▸ **Dataset rows**:
+ + + + + + +

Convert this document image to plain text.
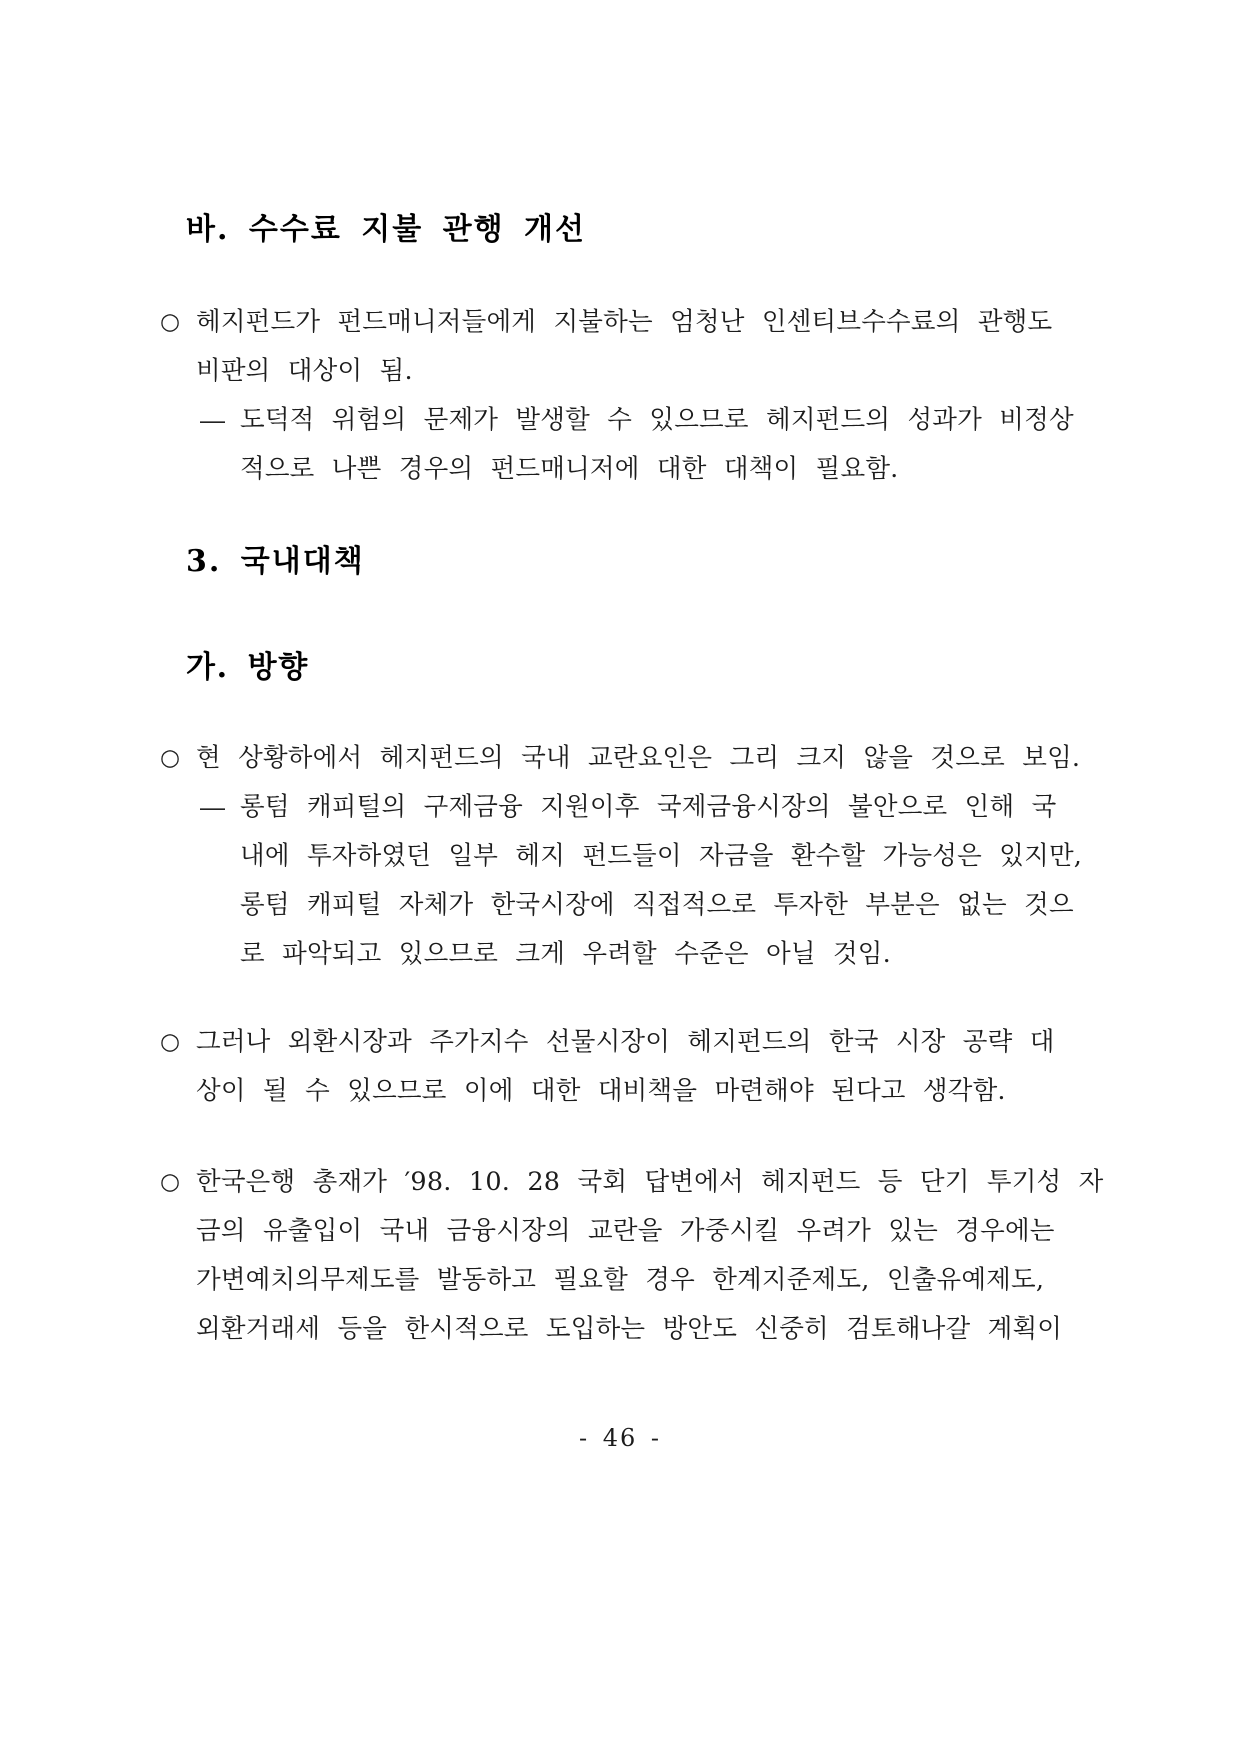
바. 수수료 지불 관행 개선
○ 헤지펀드가 펀드매니저들에게 지불하는 엄청난 인센티브수수료의 관행도
비판의 대상이 됨.
― 도덕적 위험의 문제가 발생할 수 있으므로 헤지펀드의 성과가 비정상
적으로 나쁜 경우의 펀드매니저에 대한 대책이 필요함.
3. 국내대책
가. 방향
○ 현 상황하에서 헤지펀드의 국내 교란요인은 그리 크지 않을 것으로 보임.
― 롱텀 캐피털의 구제금융 지원이후 국제금융시장의 불안으로 인해 국
내에 투자하였던 일부 헤지 펀드들이 자금을 환수할 가능성은 있지만,
롱텀 캐피털 자체가 한국시장에 직접적으로 투자한 부분은 없는 것으
로 파악되고 있으므로 크게 우려할 수준은 아닐 것임.
○ 그러나 외환시장과 주가지수 선물시장이 헤지펀드의 한국 시장 공략 대
상이 될 수 있으므로 이에 대한 대비책을 마련해야 된다고 생각함.
○ 한국은행 총재가 ′98. 10. 28 국회 답변에서 헤지펀드 등 단기 투기성 자
금의 유출입이 국내 금융시장의 교란을 가중시킬 우려가 있는 경우에는
가변예치의무제도를 발동하고 필요할 경우 한계지준제도, 인출유예제도,
외환거래세 등을 한시적으로 도입하는 방안도 신중히 검토해나갈 계획이
- 46 -
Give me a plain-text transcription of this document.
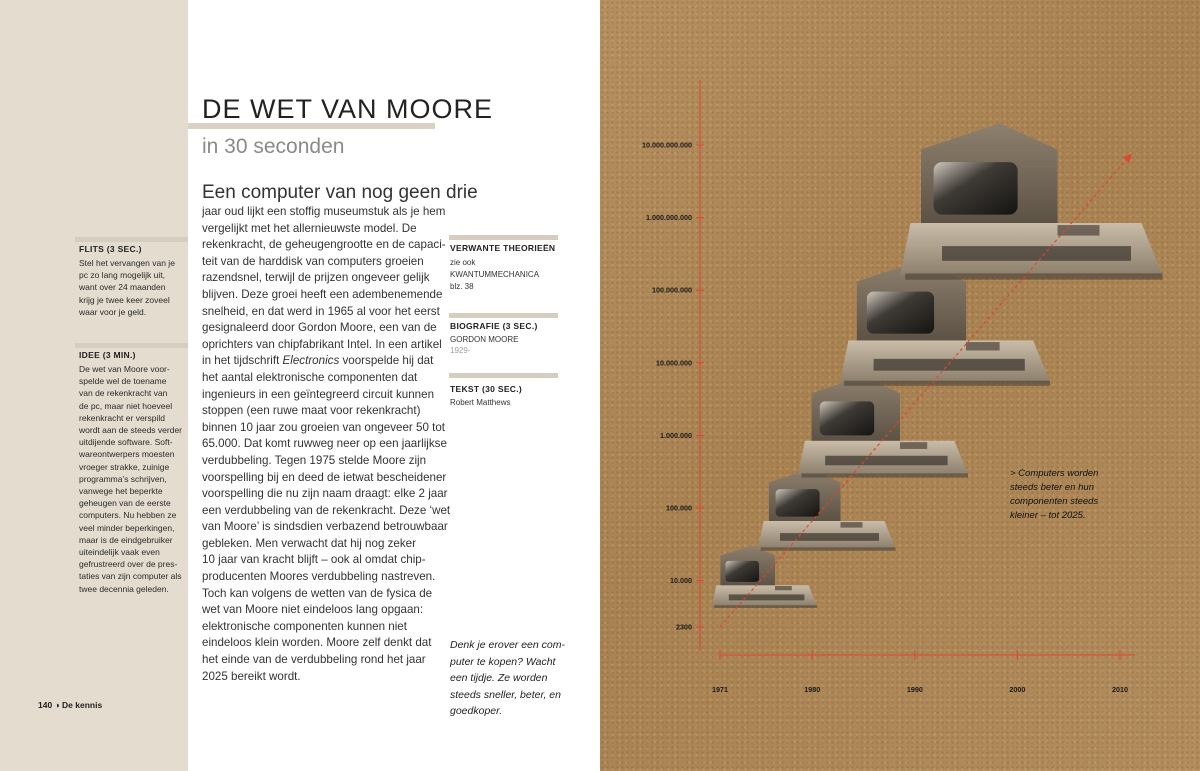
DE WET VAN MOORE
in 30 seconden
Een computer van nog geen drie
jaar oud lijkt een stoffig museumstuk als je hem
vergelijkt met het allernieuwste model. De
rekenkracht, de geheugengrootte en de capaci-
teit van de harddisk van computers groeien
razendsnel, terwijl de prijzen ongeveer gelijk
blijven. Deze groei heeft een adembenemende
snelheid, en dat werd in 1965 al voor het eerst
gesignaleerd door Gordon Moore, een van de
oprichters van chipfabrikant Intel. In een artikel
in het tijdschrift Electronics voorspelde hij dat
het aantal elektronische componenten dat
ingenieurs in een geïntegreerd circuit kunnen
stoppen (een ruwe maat voor rekenkracht)
binnen 10 jaar zou groeien van ongeveer 50 tot
65.000. Dat komt ruwweg neer op een jaarlijkse
verdubbeling. Tegen 1975 stelde Moore zijn
voorspelling bij en deed de ietwat bescheidener
voorspelling die nu zijn naam draagt: elke 2 jaar
een verdubbeling van de rekenkracht. Deze ‘wet
van Moore’ is sindsdien verbazend betrouwbaar
gebleken. Men verwacht dat hij nog zeker
10 jaar van kracht blijft – ook al omdat chip-
producenten Moores verdubbeling nastreven.
Toch kan volgens de wetten van de fysica de
wet van Moore niet eindeloos lang opgaan:
elektronische componenten kunnen niet
eindeloos klein worden. Moore zelf denkt dat
het einde van de verdubbeling rond het jaar
2025 bereikt wordt.
FLITS (3 SEC.)
Stel het vervangen van je
pc zo lang mogelijk uit,
want over 24 maanden
krijg je twee keer zoveel
waar voor je geld.
IDEE (3 MIN.)
De wet van Moore voor-
spelde wel de toename
van de rekenkracht van
de pc, maar niet hoeveel
rekenkracht er verspild
wordt aan de steeds verder
uitdijende software. Soft-
wareontwerpers moesten
vroeger strakke, zuinige
programma’s schrijven,
vanwege het beperkte
geheugen van de eerste
computers. Nu hebben ze
veel minder beperkingen,
maar is de eindgebruiker
uiteindelijk vaak even
gefrustreerd over de pres-
taties van zijn computer als
twee decennia geleden.
VERWANTE THEORIEËN
zie ook
KWANTUMMECHANICA
blz. 38
BIOGRAFIE (3 SEC.)
GORDON MOORE
1929-
TEKST (30 SEC.)
Robert Matthews
Denk je erover een com-
puter te kopen? Wacht
een tijdje. Ze worden
steeds sneller, beter, en
goedkoper.
140 ◑ De kennis
2300
10.000
100.000
1.000.000
10.000.000
100.000.000
1.000.000.000
10.000.000.000
1971	1980	1990	2000	2010
> Computers worden
steeds beter en hun
componenten steeds
kleiner – tot 2025.
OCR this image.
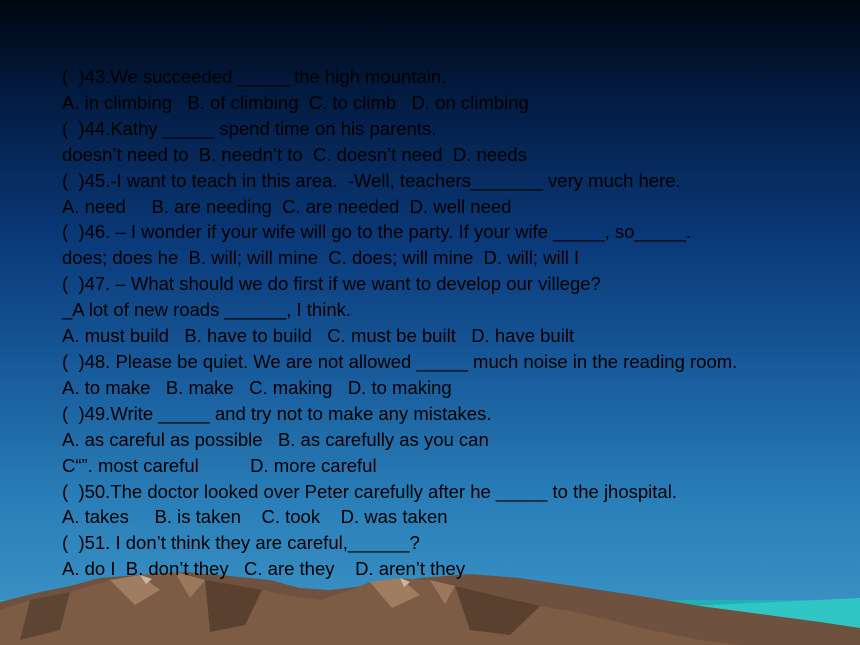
(  )43.We succeeded _____ the high mountain.
A. in climbing   B. of climbing  C. to climb   D. on climbing
(  )44.Kathy _____ spend time on his parents.
doesn’t need to  B. needn’t to  C. doesn’t need  D. needs
(  )45.-I want to teach in this area.  -Well, teachers_______ very much here.
A. need     B. are needing  C. are needed  D. well need
(  )46. – I wonder if your wife will go to the party. If your wife _____, so_____.
does; does he  B. will; will mine  C. does; will mine  D. will; will I
(  )47. – What should we do first if we want to develop our villege?
_A lot of new roads ______, I think.
A. must build   B. have to build   C. must be built   D. have built
(  )48. Please be quiet. We are not allowed _____ much noise in the reading room.
A. to make   B. make   C. making   D. to making
(  )49.Write _____ and try not to make any mistakes.
A. as careful as possible   B. as carefully as you can
C“”. most careful          D. more careful
(  )50.The doctor looked over Peter carefully after he _____ to the jhospital.
A. takes     B. is taken    C. took    D. was taken
(  )51. I don’t think they are careful,______?
A. do I  B. don’t they   C. are they    D. aren’t they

+ + + + + + +

▸ **EXERCISE**: Only lines with the word "verdubbeling" are wanted, so copy each one from the records.

▸ **FULL ANSWER**:
verdubbeling. Tegen 1975 stelde Moore zijn
een verdubbeling van de rekenkracht. Deze ‘wet
producenten Moores verdubbeling nastreven.
het einde van de verdubbeling rond het jaar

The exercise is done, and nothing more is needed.